[Data items]

......

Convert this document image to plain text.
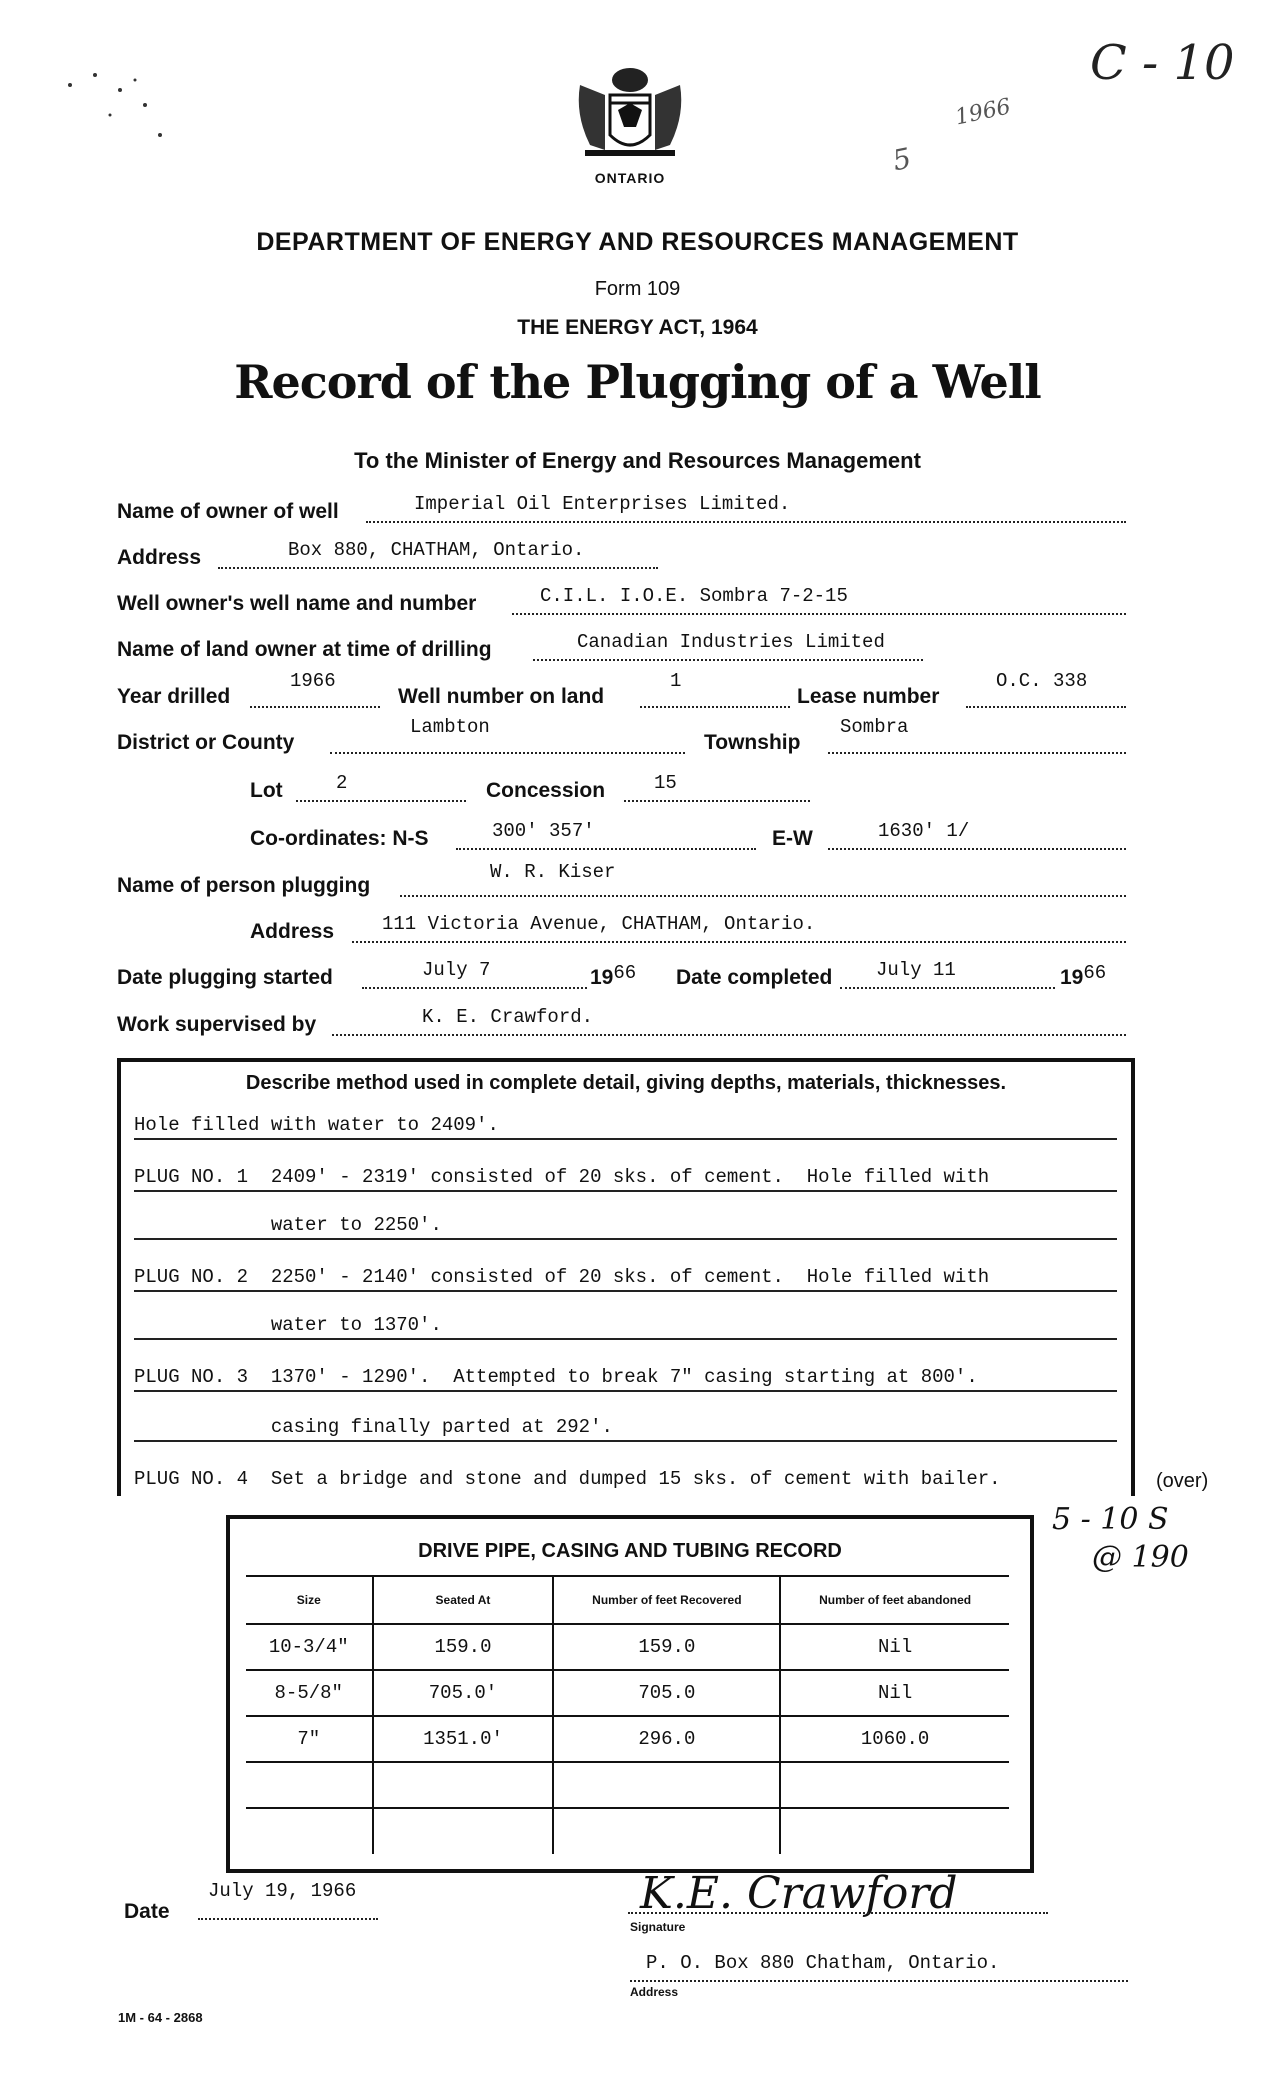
ONTARIO
1966
5
C - 10
DEPARTMENT OF ENERGY AND RESOURCES MANAGEMENT
Form 109
THE ENERGY ACT, 1964
Record of the Plugging of a Well
To the Minister of Energy and Resources Management
Name of owner of well	Imperial Oil Enterprises Limited.
Address	Box 880, CHATHAM, Ontario.
Well owner's well name and number	C.I.L. I.O.E. Sombra 7-2-15
Name of land owner at time of drilling	Canadian Industries Limited
Year drilled
1966
Well number on land
1
Lease number
O.C. 338
District or County
Lambton
Township
Sombra
Lot	2	Concession	15
Co-ordinates: N-S	300' 357'	E-W	1630' 1/
Name of person plugging
W. R. Kiser
Address	111 Victoria Avenue, CHATHAM, Ontario.
Date plugging started	July 7	1966 Date completed	July 11	1966
Work supervised by	K. E. Crawford.
Describe method used in complete detail, giving depths, materials, thicknesses.
Hole filled with water to 2409'.
PLUG NO. 1  2409' - 2319' consisted of 20 sks. of cement.  Hole filled with
water to 2250'.
PLUG NO. 2  2250' - 2140' consisted of 20 sks. of cement.  Hole filled with
water to 1370'.
PLUG NO. 3  1370' - 1290'.  Attempted to break 7" casing starting at 800'.
casing finally parted at 292'.
PLUG NO. 4  Set a bridge and stone and dumped 15 sks. of cement with bailer.	(over)
5 - 10 S
@ 190
DRIVE PIPE, CASING AND TUBING RECORD
Size	Seated At	Number of feet Recovered	Number of feet abandoned
10-3/4"	159.0	159.0	Nil
8-5/8"	705.0'	705.0	Nil
7"	1351.0'	296.0	1060.0

Date
July 19, 1966	K.E. Crawford
Signature
P. O. Box 880 Chatham, Ontario.
Address
1M - 64 - 2868
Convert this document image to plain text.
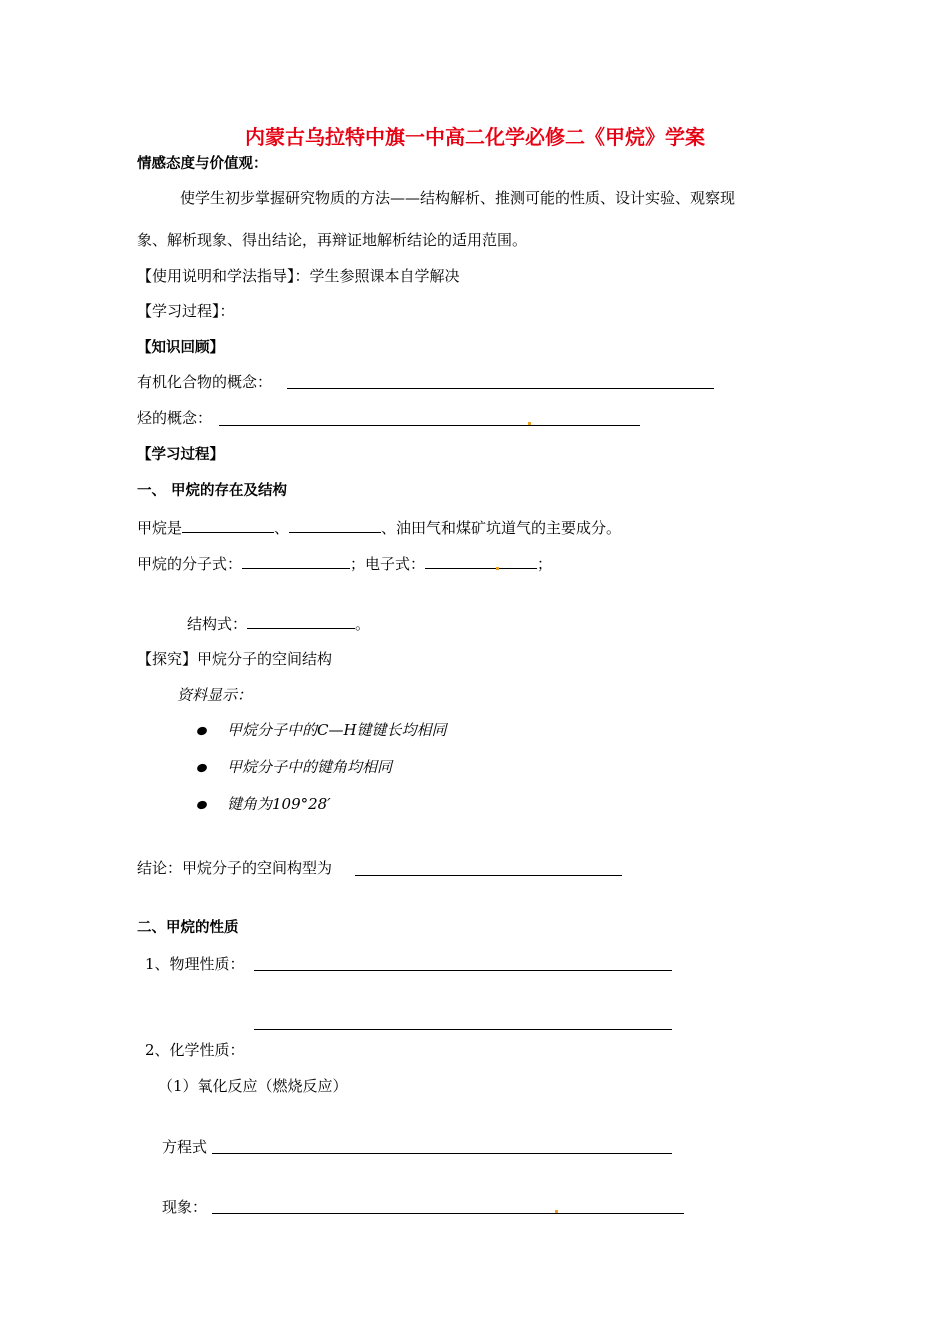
内蒙古乌拉特中旗一中高二化学必修二《甲烷》学案
情感态度与价值观：
使学生初步掌握研究物质的方法——结构解析、推测可能的性质、设计实验、观察现
象、解析现象、得出结论，再辩证地解析结论的适用范围。
【使用说明和学法指导】：学生参照课本自学解决
【学习过程】：
【知识回顾】
有机化合物的概念：
烃的概念：
【学习过程】
一、 甲烷的存在及结构
甲烷是	、	、油田气和煤矿坑道气的主要成分。
甲烷的分子式：	；电子式：	；
结构式：	。
【探究】甲烷分子的空间结构
资料显示：
甲烷分子中的C—H键键长均相同
甲烷分子中的键角均相同
键角为109°28′
结论：甲烷分子的空间构型为
二、甲烷的性质
1、物理性质：
2、化学性质：
（1）氧化反应（燃烧反应）
方程式
现象：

......

* [Stated goal]: Transcribe every record above exactly, leaving out the pictures.

* [Completed exercise]:
Convert this document image to plain text.
ONTARIO
1966
5
C - 10
DEPARTMENT OF ENERGY AND RESOURCES MANAGEMENT
Form 109
THE ENERGY ACT, 1964
Record of the Plugging of a Well
To the Minister of Energy and Resources Management
Name of owner of well	Imperial Oil Enterprises Limited.
Address	Box 880, CHATHAM, Ontario.
Well owner's well name and number	C.I.L. I.O.E. Sombra 7-2-15
Name of land owner at time of drilling	Canadian Industries Limited
Year drilled
1966
Well number on land
1
Lease number
O.C. 338
District or County
Lambton
Township
Sombra
Lot	2	Concession	15
Co-ordinates: N-S	300' 357'	E-W	1630' 1/
Name of person plugging
W. R. Kiser
Address	111 Victoria Avenue, CHATHAM, Ontario.
Date plugging started	July 7	1966 Date completed	July 11	1966
Work supervised by	K. E. Crawford.
Describe method used in complete detail, giving depths, materials, thicknesses.
Hole filled with water to 2409'.
PLUG NO. 1  2409' - 2319' consisted of 20 sks. of cement.  Hole filled with
water to 2250'.
PLUG NO. 2  2250' - 2140' consisted of 20 sks. of cement.  Hole filled with
water to 1370'.
PLUG NO. 3  1370' - 1290'.  Attempted to break 7" casing starting at 800'.
casing finally parted at 292'.
PLUG NO. 4  Set a bridge and stone and dumped 15 sks. of cement with bailer.	(over)
5 - 10 S
@ 190
DRIVE PIPE, CASING AND TUBING RECORD
Size	Seated At	Number of feet Recovered	Number of feet abandoned
10-3/4"	159.0	159.0	Nil
8-5/8"	705.0'	705.0	Nil
7"	1351.0'	296.0	1060.0

Date
July 19, 1966	K.E. Crawford
Signature
P. O. Box 880 Chatham, Ontario.
Address
1M - 64 - 2868
Convert this document image to plain text.
内蒙古乌拉特中旗一中高二化学必修二《甲烷》学案
情感态度与价值观：
使学生初步掌握研究物质的方法——结构解析、推测可能的性质、设计实验、观察现
象、解析现象、得出结论，再辩证地解析结论的适用范围。
【使用说明和学法指导】：学生参照课本自学解决
【学习过程】：
【知识回顾】
有机化合物的概念：
烃的概念：
【学习过程】
一、 甲烷的存在及结构
甲烷是	、	、油田气和煤矿坑道气的主要成分。
甲烷的分子式：	；电子式：	；
结构式：	。
【探究】甲烷分子的空间结构
资料显示：
甲烷分子中的C—H键键长均相同
甲烷分子中的键角均相同
键角为109°28′
结论：甲烷分子的空间构型为
二、甲烷的性质
1、物理性质：
2、化学性质：
（1）氧化反应（燃烧反应）
方程式
现象：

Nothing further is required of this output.